■ **Short exercise**: Select the lines below containing the word "manufacturer".

■ **Data to process**:
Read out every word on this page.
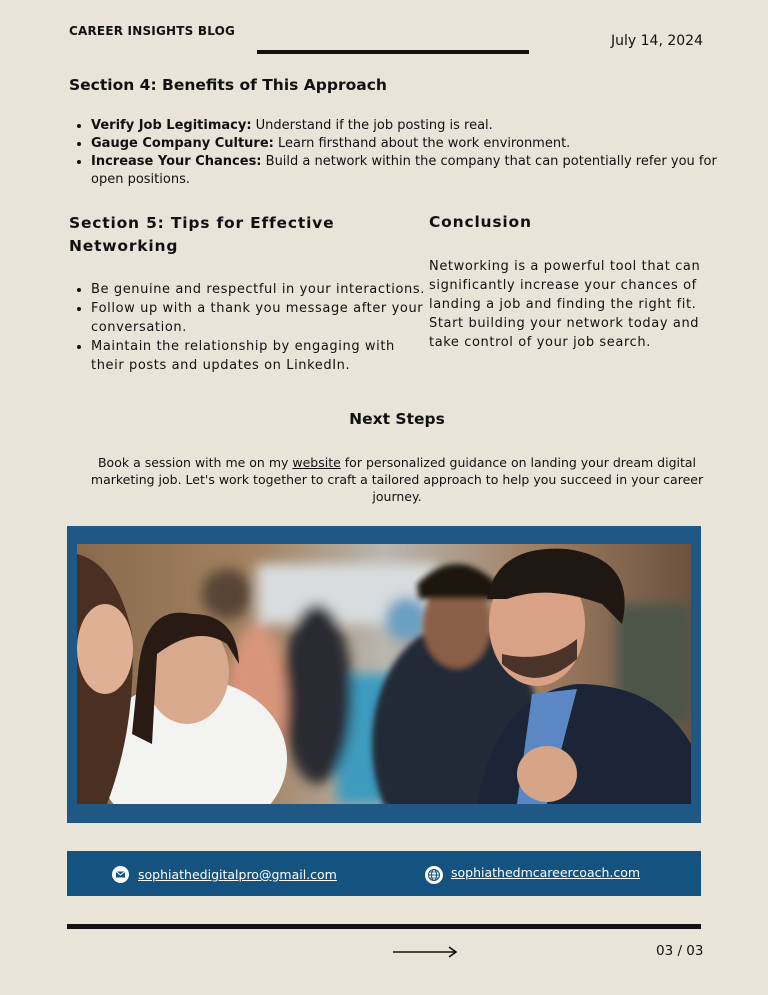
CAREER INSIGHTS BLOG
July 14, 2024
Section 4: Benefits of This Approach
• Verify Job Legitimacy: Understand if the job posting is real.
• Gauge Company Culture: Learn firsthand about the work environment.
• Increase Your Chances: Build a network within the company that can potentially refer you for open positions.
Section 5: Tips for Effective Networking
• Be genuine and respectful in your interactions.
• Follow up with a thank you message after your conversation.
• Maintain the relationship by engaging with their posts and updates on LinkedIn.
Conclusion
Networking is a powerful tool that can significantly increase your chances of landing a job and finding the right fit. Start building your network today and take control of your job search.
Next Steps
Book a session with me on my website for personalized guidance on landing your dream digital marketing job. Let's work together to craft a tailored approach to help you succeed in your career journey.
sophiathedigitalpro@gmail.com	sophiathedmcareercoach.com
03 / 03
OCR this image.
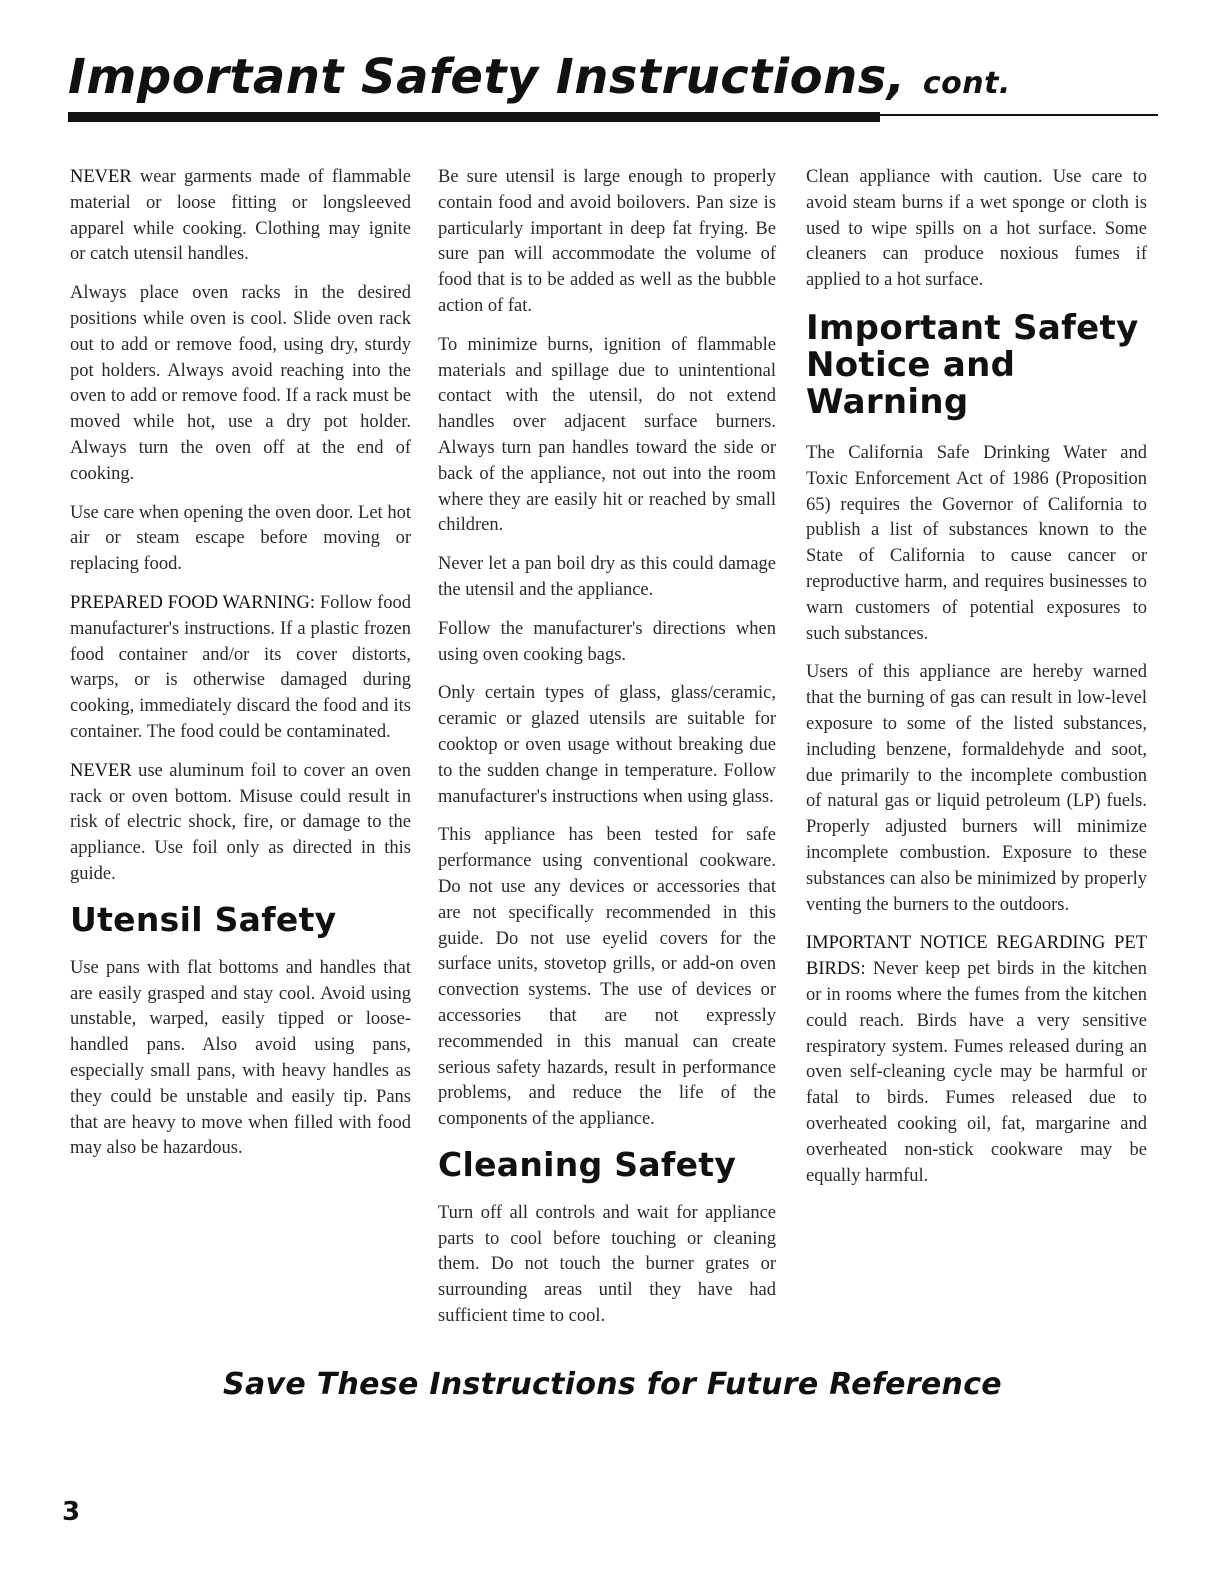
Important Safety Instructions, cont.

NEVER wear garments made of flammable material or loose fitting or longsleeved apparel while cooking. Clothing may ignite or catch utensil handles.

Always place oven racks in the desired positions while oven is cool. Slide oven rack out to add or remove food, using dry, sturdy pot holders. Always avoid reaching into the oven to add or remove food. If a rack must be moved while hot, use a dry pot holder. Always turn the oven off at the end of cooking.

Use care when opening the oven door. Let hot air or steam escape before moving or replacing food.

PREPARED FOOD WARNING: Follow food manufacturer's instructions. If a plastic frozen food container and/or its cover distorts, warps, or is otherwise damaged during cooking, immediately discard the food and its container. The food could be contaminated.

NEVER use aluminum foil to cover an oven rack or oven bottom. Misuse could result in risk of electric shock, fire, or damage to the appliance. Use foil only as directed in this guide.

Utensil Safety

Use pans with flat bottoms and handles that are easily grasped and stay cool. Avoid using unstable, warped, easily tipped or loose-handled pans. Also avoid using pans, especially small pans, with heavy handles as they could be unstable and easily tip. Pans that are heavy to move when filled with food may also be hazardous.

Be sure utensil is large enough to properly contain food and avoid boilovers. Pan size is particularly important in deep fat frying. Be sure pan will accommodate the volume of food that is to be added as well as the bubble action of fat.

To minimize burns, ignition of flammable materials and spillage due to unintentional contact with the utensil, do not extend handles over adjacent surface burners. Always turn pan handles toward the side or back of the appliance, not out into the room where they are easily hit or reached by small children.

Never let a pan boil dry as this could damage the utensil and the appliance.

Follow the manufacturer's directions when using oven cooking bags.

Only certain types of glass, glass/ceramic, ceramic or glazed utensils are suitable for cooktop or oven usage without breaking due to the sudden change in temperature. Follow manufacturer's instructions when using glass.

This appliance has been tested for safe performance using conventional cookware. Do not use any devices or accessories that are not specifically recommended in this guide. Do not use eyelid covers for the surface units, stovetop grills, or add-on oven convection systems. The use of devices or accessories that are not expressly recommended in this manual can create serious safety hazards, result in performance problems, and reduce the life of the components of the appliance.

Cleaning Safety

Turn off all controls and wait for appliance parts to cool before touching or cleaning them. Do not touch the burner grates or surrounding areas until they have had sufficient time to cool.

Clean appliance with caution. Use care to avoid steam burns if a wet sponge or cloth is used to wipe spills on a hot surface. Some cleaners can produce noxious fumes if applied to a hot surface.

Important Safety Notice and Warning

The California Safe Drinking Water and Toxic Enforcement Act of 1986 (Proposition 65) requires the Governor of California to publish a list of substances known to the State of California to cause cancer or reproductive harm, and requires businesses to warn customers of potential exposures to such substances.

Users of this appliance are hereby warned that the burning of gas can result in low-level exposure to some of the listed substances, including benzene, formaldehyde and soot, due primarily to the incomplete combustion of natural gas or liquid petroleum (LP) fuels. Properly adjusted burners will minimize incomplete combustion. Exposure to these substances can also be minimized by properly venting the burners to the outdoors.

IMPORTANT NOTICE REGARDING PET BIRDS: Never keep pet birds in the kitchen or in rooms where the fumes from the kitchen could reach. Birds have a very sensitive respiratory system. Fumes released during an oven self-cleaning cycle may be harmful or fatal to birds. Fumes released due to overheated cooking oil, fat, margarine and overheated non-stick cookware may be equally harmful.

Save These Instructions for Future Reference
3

==

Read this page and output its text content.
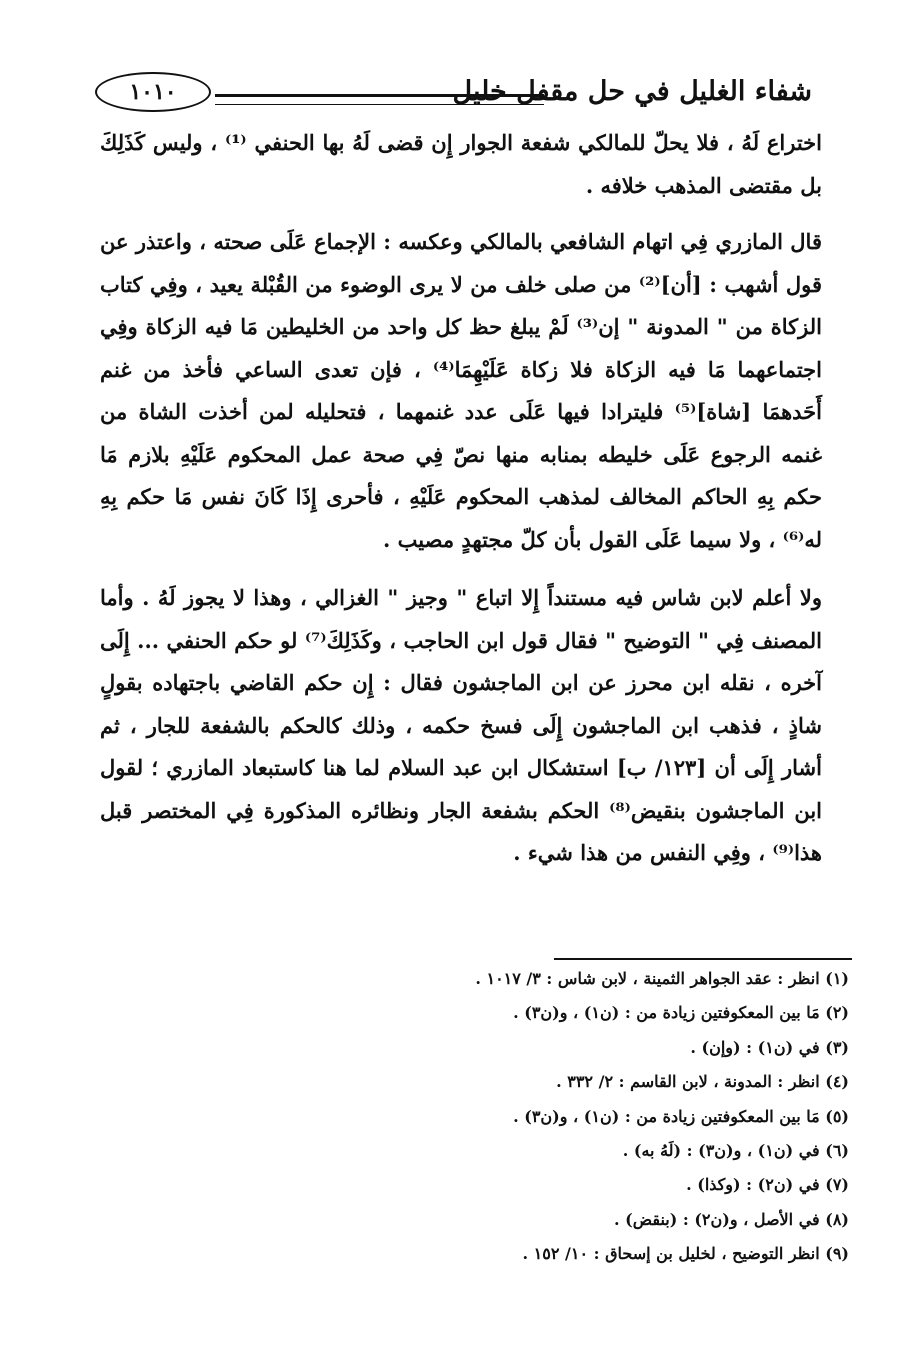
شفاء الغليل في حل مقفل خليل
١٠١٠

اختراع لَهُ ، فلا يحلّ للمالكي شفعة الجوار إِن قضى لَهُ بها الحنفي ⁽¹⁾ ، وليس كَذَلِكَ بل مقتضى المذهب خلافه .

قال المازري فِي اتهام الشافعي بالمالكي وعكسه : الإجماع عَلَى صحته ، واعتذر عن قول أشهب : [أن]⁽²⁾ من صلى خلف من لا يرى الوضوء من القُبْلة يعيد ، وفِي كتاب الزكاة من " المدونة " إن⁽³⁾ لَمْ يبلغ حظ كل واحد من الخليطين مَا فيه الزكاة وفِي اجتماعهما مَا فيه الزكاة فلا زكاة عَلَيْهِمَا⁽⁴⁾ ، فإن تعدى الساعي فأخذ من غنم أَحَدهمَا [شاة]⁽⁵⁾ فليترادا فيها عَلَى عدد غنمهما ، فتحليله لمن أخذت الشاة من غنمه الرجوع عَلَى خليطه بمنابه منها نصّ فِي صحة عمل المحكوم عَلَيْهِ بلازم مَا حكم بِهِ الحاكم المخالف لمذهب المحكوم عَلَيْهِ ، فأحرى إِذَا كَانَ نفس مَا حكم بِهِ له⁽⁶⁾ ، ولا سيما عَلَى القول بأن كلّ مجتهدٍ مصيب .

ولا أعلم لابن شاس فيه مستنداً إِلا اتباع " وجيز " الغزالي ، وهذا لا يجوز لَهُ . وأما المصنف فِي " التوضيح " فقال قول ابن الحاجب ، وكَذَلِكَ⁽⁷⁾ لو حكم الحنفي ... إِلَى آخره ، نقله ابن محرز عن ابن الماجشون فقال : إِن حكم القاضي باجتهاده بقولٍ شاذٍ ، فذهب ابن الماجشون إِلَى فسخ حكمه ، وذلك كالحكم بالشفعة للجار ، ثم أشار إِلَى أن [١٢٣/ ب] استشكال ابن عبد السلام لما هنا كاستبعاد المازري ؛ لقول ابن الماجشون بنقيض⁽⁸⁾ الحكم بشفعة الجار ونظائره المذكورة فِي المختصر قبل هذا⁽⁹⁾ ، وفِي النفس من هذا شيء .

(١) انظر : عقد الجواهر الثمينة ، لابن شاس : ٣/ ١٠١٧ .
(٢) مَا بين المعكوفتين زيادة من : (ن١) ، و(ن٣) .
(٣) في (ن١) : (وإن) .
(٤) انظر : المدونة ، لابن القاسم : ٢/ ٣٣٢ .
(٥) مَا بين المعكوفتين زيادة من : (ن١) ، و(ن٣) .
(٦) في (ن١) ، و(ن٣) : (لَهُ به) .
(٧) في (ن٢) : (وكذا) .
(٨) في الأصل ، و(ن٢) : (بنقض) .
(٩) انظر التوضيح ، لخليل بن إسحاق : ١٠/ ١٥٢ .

■ **Output of the exercise**:
PREPARED FOOD WARNING: Follow food manufacturer's instructions. If a plastic frozen food container and/or its cover distorts, warps, or is otherwise damaged during cooking, immediately discard the food and its container. The food could be contaminated.
Follow the manufacturer's directions when using oven cooking bags.
Only certain types of glass, glass/ceramic, ceramic or glazed utensils are suitable for cooktop or oven usage without breaking due to the sudden change in temperature. Follow manufacturer's instructions when using glass.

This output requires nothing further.